>> begin Dataset extract

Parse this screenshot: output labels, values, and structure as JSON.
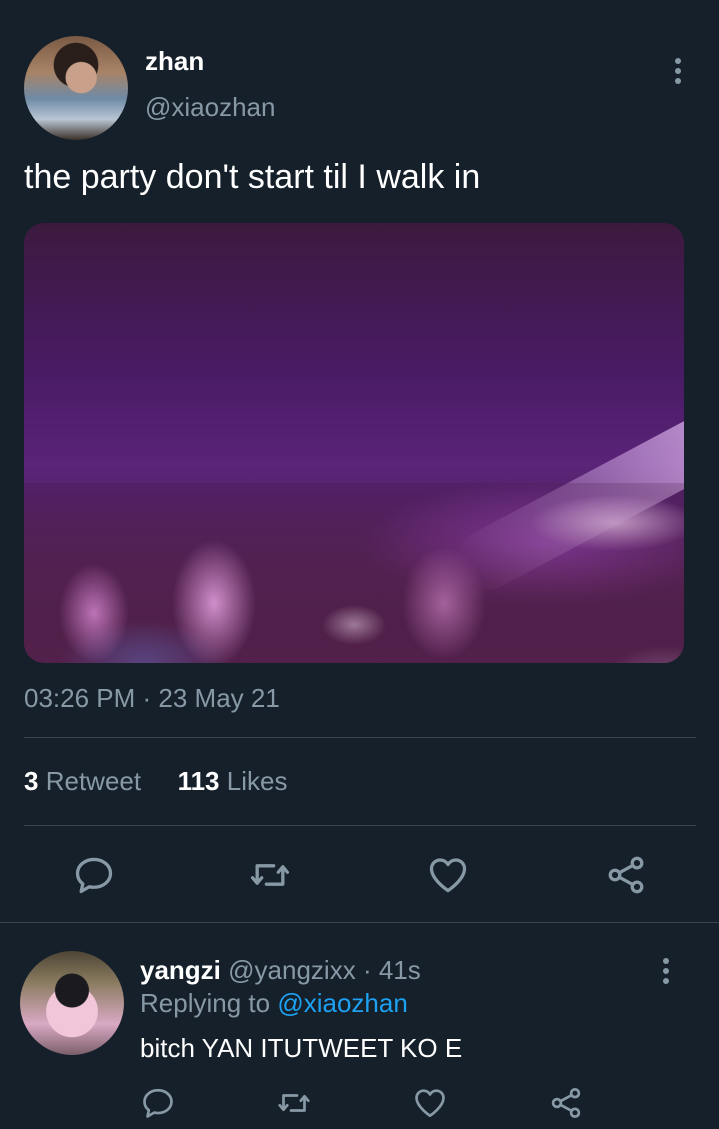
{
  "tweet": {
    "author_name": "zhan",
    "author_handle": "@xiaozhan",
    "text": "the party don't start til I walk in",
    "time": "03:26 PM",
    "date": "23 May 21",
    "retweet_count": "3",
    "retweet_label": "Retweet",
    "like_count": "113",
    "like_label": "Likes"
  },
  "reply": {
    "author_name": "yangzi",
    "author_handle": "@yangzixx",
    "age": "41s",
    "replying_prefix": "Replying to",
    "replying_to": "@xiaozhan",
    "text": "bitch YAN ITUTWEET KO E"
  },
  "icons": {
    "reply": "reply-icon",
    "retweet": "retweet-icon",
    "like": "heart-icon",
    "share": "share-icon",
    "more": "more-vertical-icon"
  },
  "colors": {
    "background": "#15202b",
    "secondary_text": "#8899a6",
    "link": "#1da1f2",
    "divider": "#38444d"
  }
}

>> end Dataset extract

▶ [Request]:
Reproduce each record from above exactly; pictures do not belong in the copy.

▶ [Correct result]:
Parse this screenshot: output labels, values, and structure as JSON.
{
  "tweet": {
    "author_name": "zhan",
    "author_handle": "@xiaozhan",
    "text": "the party don't start til I walk in",
    "time": "03:26 PM",
    "date": "23 May 21",
    "retweet_count": "3",
    "retweet_label": "Retweet",
    "like_count": "113",
    "like_label": "Likes"
  },
  "reply": {
    "author_name": "yangzi",
    "author_handle": "@yangzixx",
    "age": "41s",
    "replying_prefix": "Replying to",
    "replying_to": "@xiaozhan",
    "text": "bitch YAN ITUTWEET KO E"
  },
  "icons": {
    "reply": "reply-icon",
    "retweet": "retweet-icon",
    "like": "heart-icon",
    "share": "share-icon",
    "more": "more-vertical-icon"
  },
  "colors": {
    "background": "#15202b",
    "secondary_text": "#8899a6",
    "link": "#1da1f2",
    "divider": "#38444d"
  }
}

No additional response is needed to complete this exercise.